# TASK TO CARRY OUT:
Search the entries below. Return every line that has "Statoil" in it.

## start

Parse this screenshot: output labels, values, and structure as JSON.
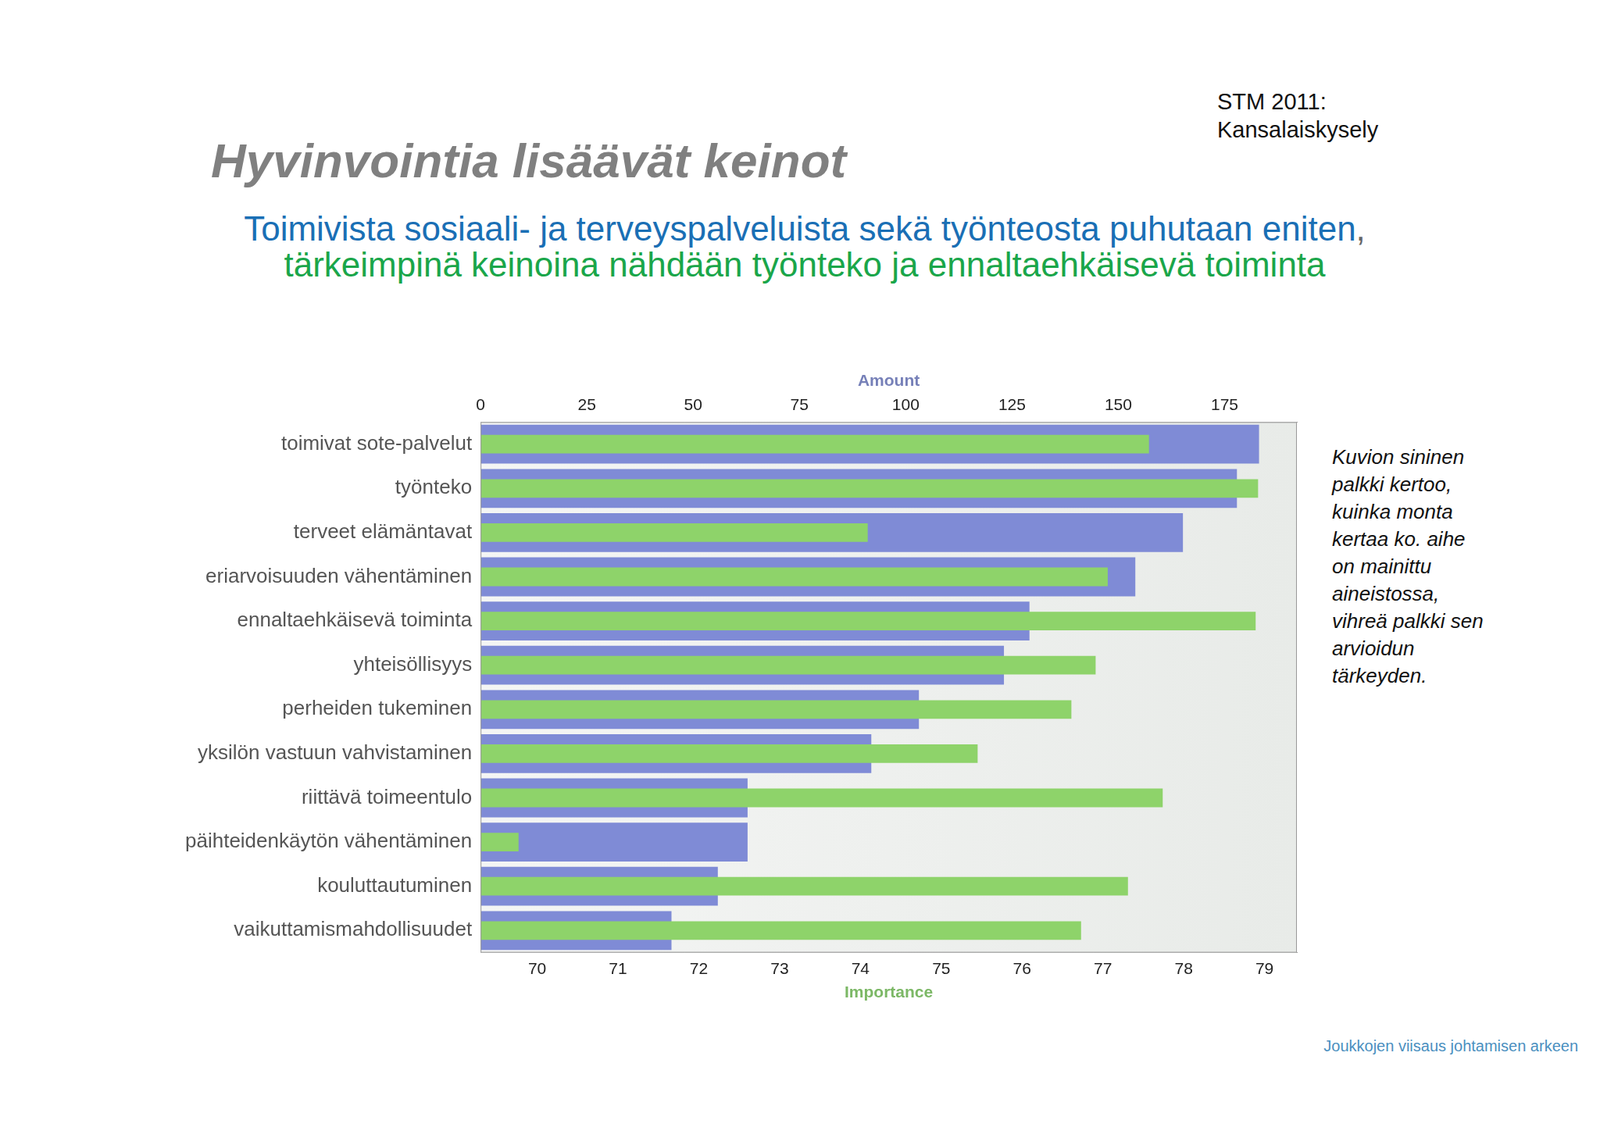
{
  "chart_data": {
    "type": "bar",
    "orientation": "horizontal",
    "title": "Hyvinvointia lisäävät keinot",
    "subtitle": [
      {
        "text": "Toimivista sosiaali- ja terveyspalveluista sekä työnteosta puhutaan eniten",
        "color": "#1a6fb5"
      },
      {
        "text": ",",
        "color": "#666666"
      },
      {
        "text": " tärkeimpinä keinoina nähdään työnteko ja ennaltaehkäisevä toiminta",
        "color": "#1aa64a"
      }
    ],
    "source": "STM 2011: Kansalaiskysely",
    "annotation": "Kuvion sininen palkki kertoo, kuinka monta kertaa ko. aihe on mainittu aineistossa, vihreä palkki sen arvioidun tärkeyden.",
    "footer": "Joukkojen viisaus johtamisen arkeen",
    "categories": [
      "toimivat sote-palvelut",
      "työnteko",
      "terveet elämäntavat",
      "eriarvoisuuden vähentäminen",
      "ennaltaehkäisevä toiminta",
      "yhteisöllisyys",
      "perheiden tukeminen",
      "yksilön vastuun vahvistaminen",
      "riittävä toimeentulo",
      "päihteidenkäytön vähentäminen",
      "kouluttautuminen",
      "vaikuttamismahdollisuudet"
    ],
    "x_label": "Amount",
    "xlim": [
      0,
      192
    ],
    "xticks": [
      0,
      25,
      50,
      75,
      100,
      125,
      150,
      175
    ],
    "x2_label": "Importance",
    "x2lim": [
      69.3,
      79.4
    ],
    "x2ticks": [
      70,
      71,
      72,
      73,
      74,
      75,
      76,
      77,
      78,
      79
    ],
    "grid": false,
    "legend": false,
    "series": [
      {
        "color": "#7f8bd6",
        "axis": "x",
        "values": [
          183.1,
          177.9,
          165.2,
          154.0,
          129.1,
          123.1,
          103.1,
          91.9,
          62.8,
          62.8,
          55.8,
          44.9
        ]
      },
      {
        "color": "#8ed36a",
        "axis": "x2",
        "values": [
          77.57,
          78.92,
          74.09,
          77.06,
          78.89,
          76.91,
          76.61,
          75.45,
          77.74,
          69.77,
          77.31,
          76.73
        ]
      }
    ]
  }
}
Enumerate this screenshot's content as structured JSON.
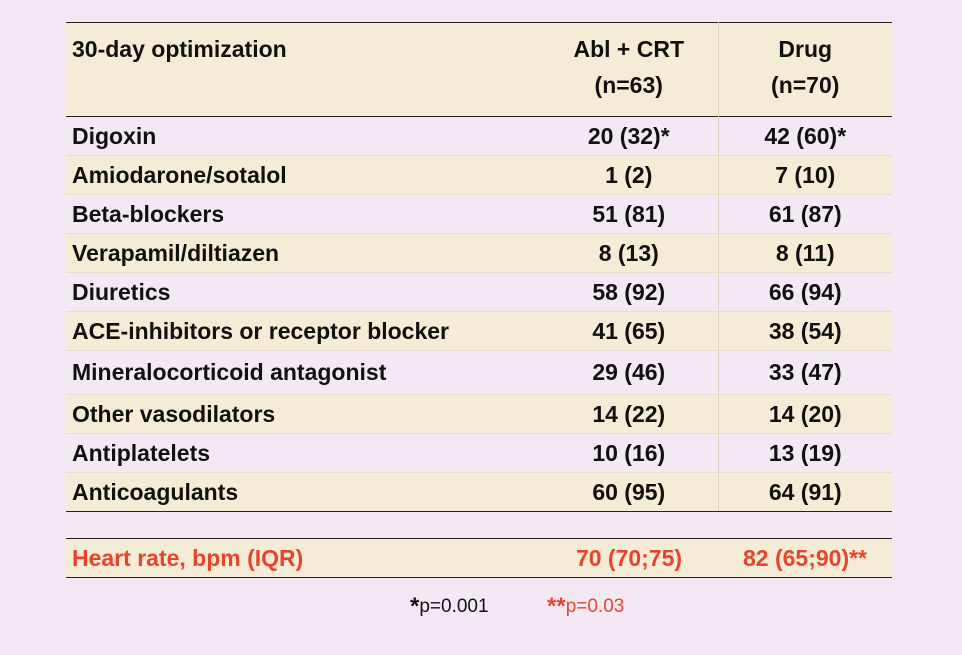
{
  "header": {
    "title": "30-day optimization",
    "col1_line1": "Abl + CRT",
    "col1_line2": "(n=63)",
    "col2_line1": "Drug",
    "col2_line2": "(n=70)"
  },
  "rows": [
    {
      "label": "Digoxin",
      "abl": "20 (32)*",
      "drug": "42 (60)*"
    },
    {
      "label": "Amiodarone/sotalol",
      "abl": "1 (2)",
      "drug": "7 (10)"
    },
    {
      "label": "Beta-blockers",
      "abl": "51 (81)",
      "drug": "61 (87)"
    },
    {
      "label": "Verapamil/diltiazen",
      "abl": "8 (13)",
      "drug": "8 (11)"
    },
    {
      "label": "Diuretics",
      "abl": "58 (92)",
      "drug": "66 (94)"
    },
    {
      "label": "ACE-inhibitors or receptor blocker",
      "abl": "41 (65)",
      "drug": "38 (54)"
    },
    {
      "label": "Mineralocorticoid antagonist",
      "abl": "29 (46)",
      "drug": "33 (47)"
    },
    {
      "label": "Other vasodilators",
      "abl": "14 (22)",
      "drug": "14 (20)"
    },
    {
      "label": "Antiplatelets",
      "abl": "10 (16)",
      "drug": "13 (19)"
    },
    {
      "label": "Anticoagulants",
      "abl": "60 (95)",
      "drug": "64 (91)"
    }
  ],
  "heart_rate": {
    "label": "Heart rate, bpm (IQR)",
    "abl": "70 (70;75)",
    "drug": "82 (65;90)**"
  },
  "footnotes": {
    "fn1_star": "*",
    "fn1_text": "p=0.001",
    "fn2_star": "**",
    "fn2_text": "p=0.03"
  },
  "colors": {
    "background": "#f3e9f4",
    "shade": "#f5ecd8",
    "highlight": "#e8442a"
  }
}
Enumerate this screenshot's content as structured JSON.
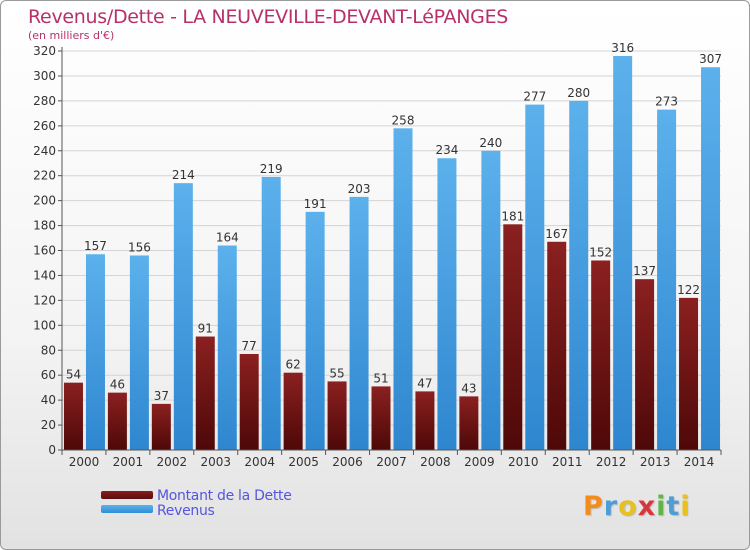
{
  "chart_data": {
    "type": "bar",
    "title": "Revenus/Dette - LA NEUVEVILLE-DEVANT-LéPANGES",
    "subtitle": "(en milliers d'€)",
    "categories": [
      "2000",
      "2001",
      "2002",
      "2003",
      "2004",
      "2005",
      "2006",
      "2007",
      "2008",
      "2009",
      "2010",
      "2011",
      "2012",
      "2013",
      "2014"
    ],
    "series": [
      {
        "name": "Montant de la Dette",
        "color": "#6e1414",
        "values": [
          54,
          46,
          37,
          91,
          77,
          62,
          55,
          51,
          47,
          43,
          181,
          167,
          152,
          137,
          122
        ]
      },
      {
        "name": "Revenus",
        "color": "#3d9be0",
        "values": [
          157,
          156,
          214,
          164,
          219,
          191,
          203,
          258,
          234,
          240,
          277,
          280,
          316,
          273,
          307
        ]
      }
    ],
    "ylim": [
      0,
      320
    ],
    "yticks": [
      0,
      20,
      40,
      60,
      80,
      100,
      120,
      140,
      160,
      180,
      200,
      220,
      240,
      260,
      280,
      300,
      320
    ],
    "grid": true,
    "legend_position": "bottom-left"
  },
  "logo": {
    "letters": [
      "P",
      "r",
      "o",
      "x",
      "i",
      "t",
      "i"
    ],
    "colors": [
      "#f28c1c",
      "#4b9fd6",
      "#e8c020",
      "#d6373c",
      "#5fb548",
      "#4b9fd6",
      "#e8c020"
    ]
  }
}
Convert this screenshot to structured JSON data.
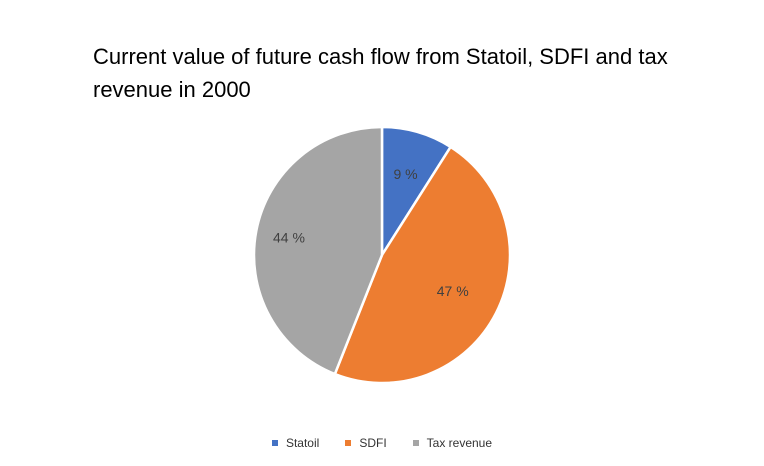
{
  "chart_data": {
    "type": "pie",
    "title": "Current value of future cash flow from Statoil, SDFI and tax revenue in 2000",
    "categories": [
      "Statoil",
      "SDFI",
      "Tax revenue"
    ],
    "values": [
      9,
      47,
      44
    ],
    "labels": [
      "9 %",
      "47 %",
      "44 %"
    ],
    "colors": [
      "#4472C4",
      "#ED7D31",
      "#A5A5A5"
    ],
    "legend_position": "bottom"
  }
}
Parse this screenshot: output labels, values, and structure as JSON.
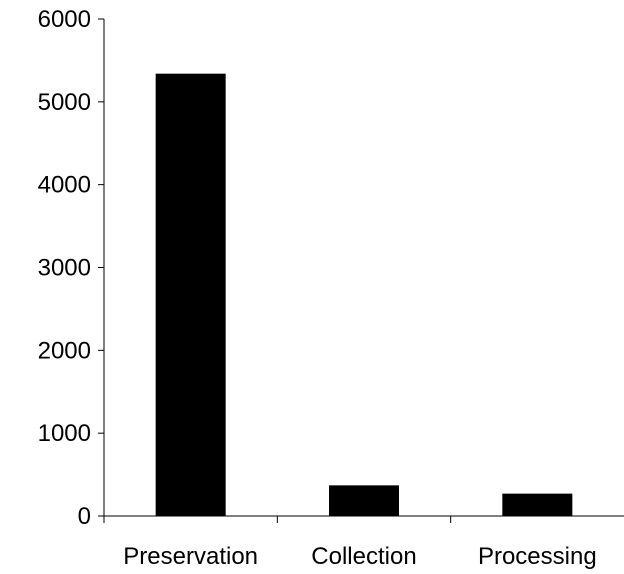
{
  "chart_data": {
    "type": "bar",
    "categories": [
      "Preservation",
      "Collection",
      "Processing"
    ],
    "values": [
      5340,
      370,
      270
    ],
    "title": "",
    "xlabel": "",
    "ylabel": "",
    "ylim": [
      0,
      6000
    ],
    "yticks": [
      0,
      1000,
      2000,
      3000,
      4000,
      5000,
      6000
    ],
    "grid": false,
    "legend": "none",
    "colors": {
      "bar": "#000000",
      "axis": "#000000"
    }
  }
}
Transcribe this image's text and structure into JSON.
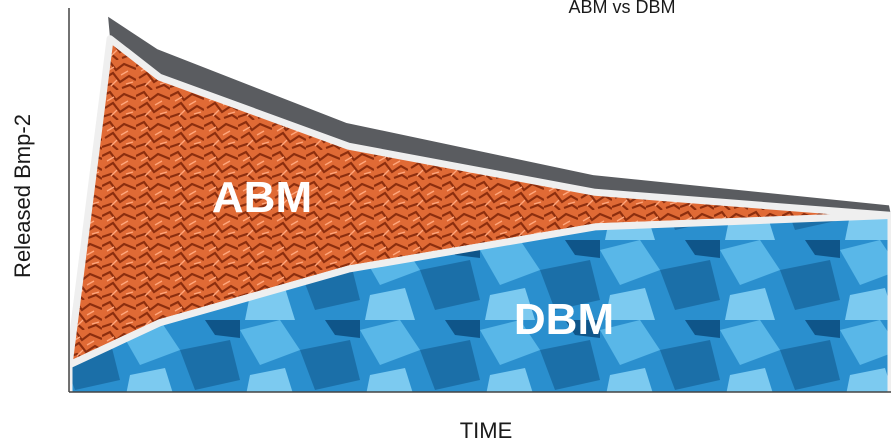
{
  "chart_data": {
    "type": "area",
    "title": "ABM vs DBM",
    "xlabel": "TIME",
    "ylabel": "Released Bmp-2",
    "x_ticks": [],
    "y_ticks": [],
    "grid": false,
    "legend": "none",
    "series": [
      {
        "name": "ABM",
        "color": "#e8632f",
        "x": [
          0.05,
          0.11,
          0.34,
          0.64,
          1.0
        ],
        "y": [
          0.92,
          0.82,
          0.64,
          0.52,
          0.46
        ]
      },
      {
        "name": "DBM",
        "color": "#2d98d4",
        "x": [
          0.0,
          0.05,
          0.11,
          0.34,
          0.64,
          1.0
        ],
        "y": [
          0.07,
          0.12,
          0.18,
          0.32,
          0.43,
          0.46
        ]
      }
    ],
    "top_band_color": "#5a5c60"
  }
}
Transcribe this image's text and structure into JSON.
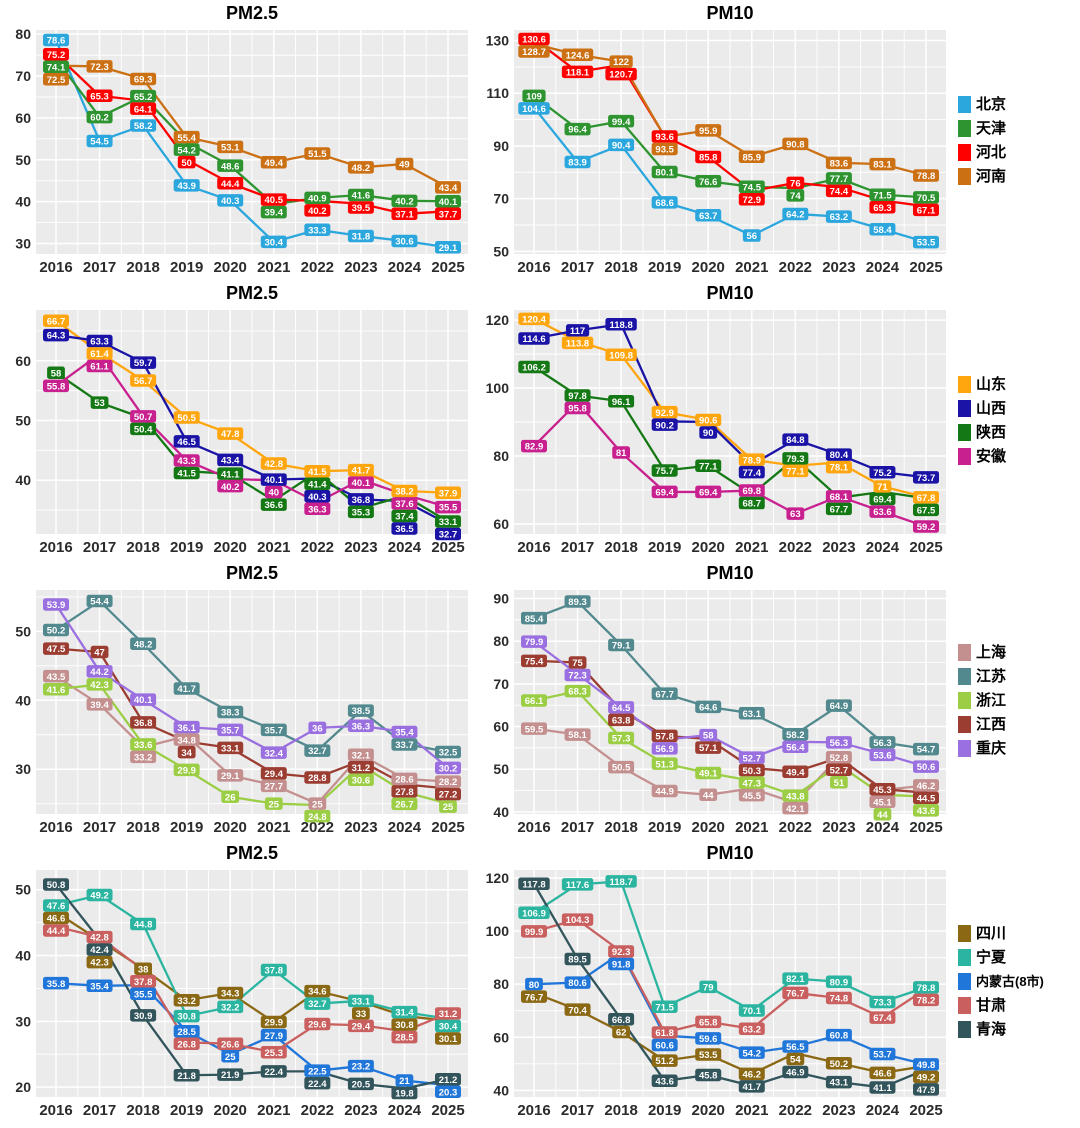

## end

# SOLUTION FOR THIS TASK:
    "title": "Current value of future cash flow from Statoil, SDFI and tax revenue in 2000",
      "Statoil",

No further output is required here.